RECORDS:
>> begin

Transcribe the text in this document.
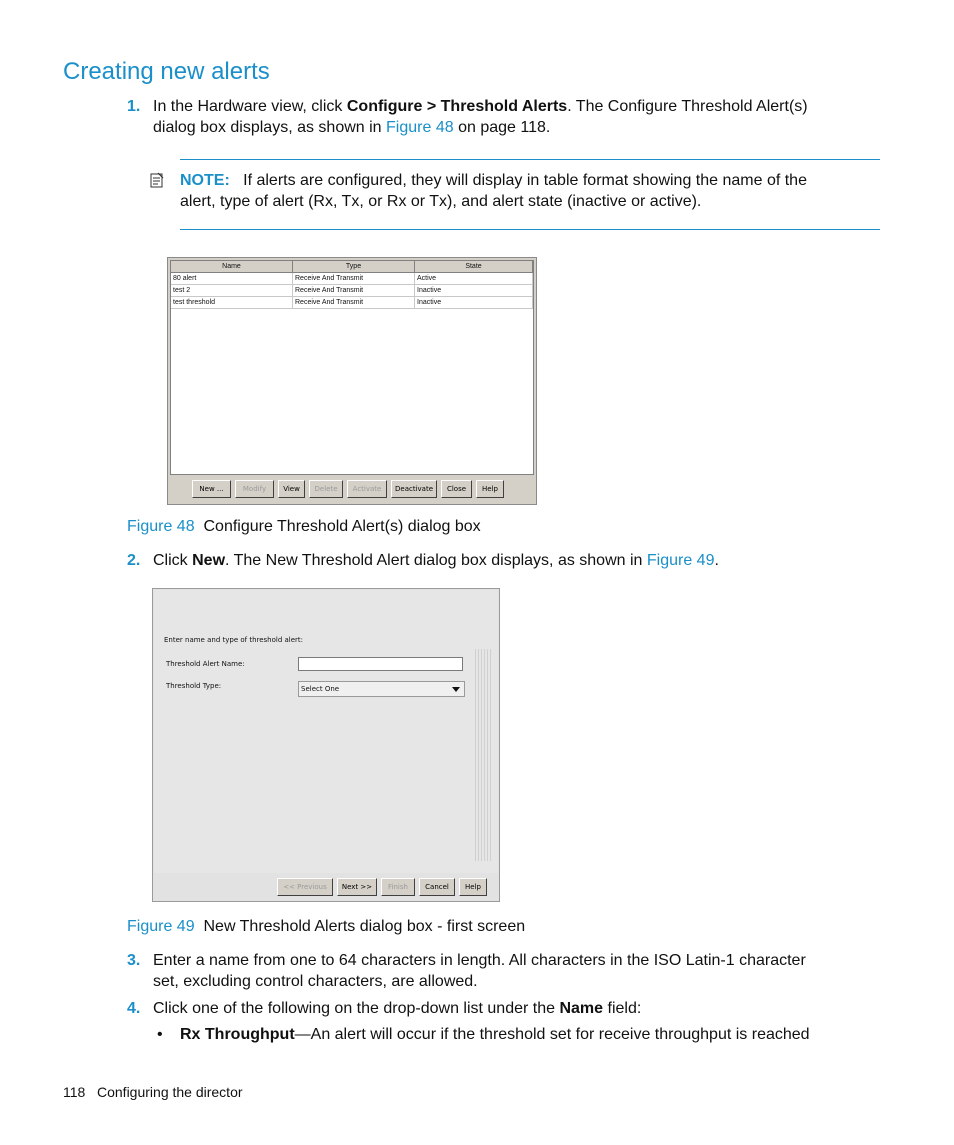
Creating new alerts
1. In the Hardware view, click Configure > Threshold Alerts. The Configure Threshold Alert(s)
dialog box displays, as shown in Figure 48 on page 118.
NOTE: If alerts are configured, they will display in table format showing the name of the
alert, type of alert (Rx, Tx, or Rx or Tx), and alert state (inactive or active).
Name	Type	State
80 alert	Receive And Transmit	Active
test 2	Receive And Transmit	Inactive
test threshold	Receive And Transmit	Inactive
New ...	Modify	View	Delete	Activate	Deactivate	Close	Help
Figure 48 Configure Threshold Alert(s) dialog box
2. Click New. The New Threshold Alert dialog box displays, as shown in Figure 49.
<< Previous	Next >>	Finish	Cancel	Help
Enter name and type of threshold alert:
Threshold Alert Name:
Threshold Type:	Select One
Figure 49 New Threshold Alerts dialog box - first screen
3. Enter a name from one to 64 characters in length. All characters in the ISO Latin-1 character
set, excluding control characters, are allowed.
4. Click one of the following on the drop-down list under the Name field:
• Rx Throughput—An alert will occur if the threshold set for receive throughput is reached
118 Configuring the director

>> end

PROBLEM TO WORK ON: Output the records above exactly; leave out the pictures.

WORKED SOLUTION:
Transcribe the text in this document.
Creating new alerts
1. In the Hardware view, click Configure > Threshold Alerts. The Configure Threshold Alert(s)
dialog box displays, as shown in Figure 48 on page 118.
NOTE: If alerts are configured, they will display in table format showing the name of the
alert, type of alert (Rx, Tx, or Rx or Tx), and alert state (inactive or active).
Name	Type	State
80 alert	Receive And Transmit	Active
test 2	Receive And Transmit	Inactive
test threshold	Receive And Transmit	Inactive
New ...	Modify	View	Delete	Activate	Deactivate	Close	Help
Figure 48 Configure Threshold Alert(s) dialog box
2. Click New. The New Threshold Alert dialog box displays, as shown in Figure 49.
<< Previous	Next >>	Finish	Cancel	Help
Enter name and type of threshold alert:
Threshold Alert Name:
Threshold Type:	Select One
Figure 49 New Threshold Alerts dialog box - first screen
3. Enter a name from one to 64 characters in length. All characters in the ISO Latin-1 character
set, excluding control characters, are allowed.
4. Click one of the following on the drop-down list under the Name field:
• Rx Throughput—An alert will occur if the threshold set for receive throughput is reached
118 Configuring the director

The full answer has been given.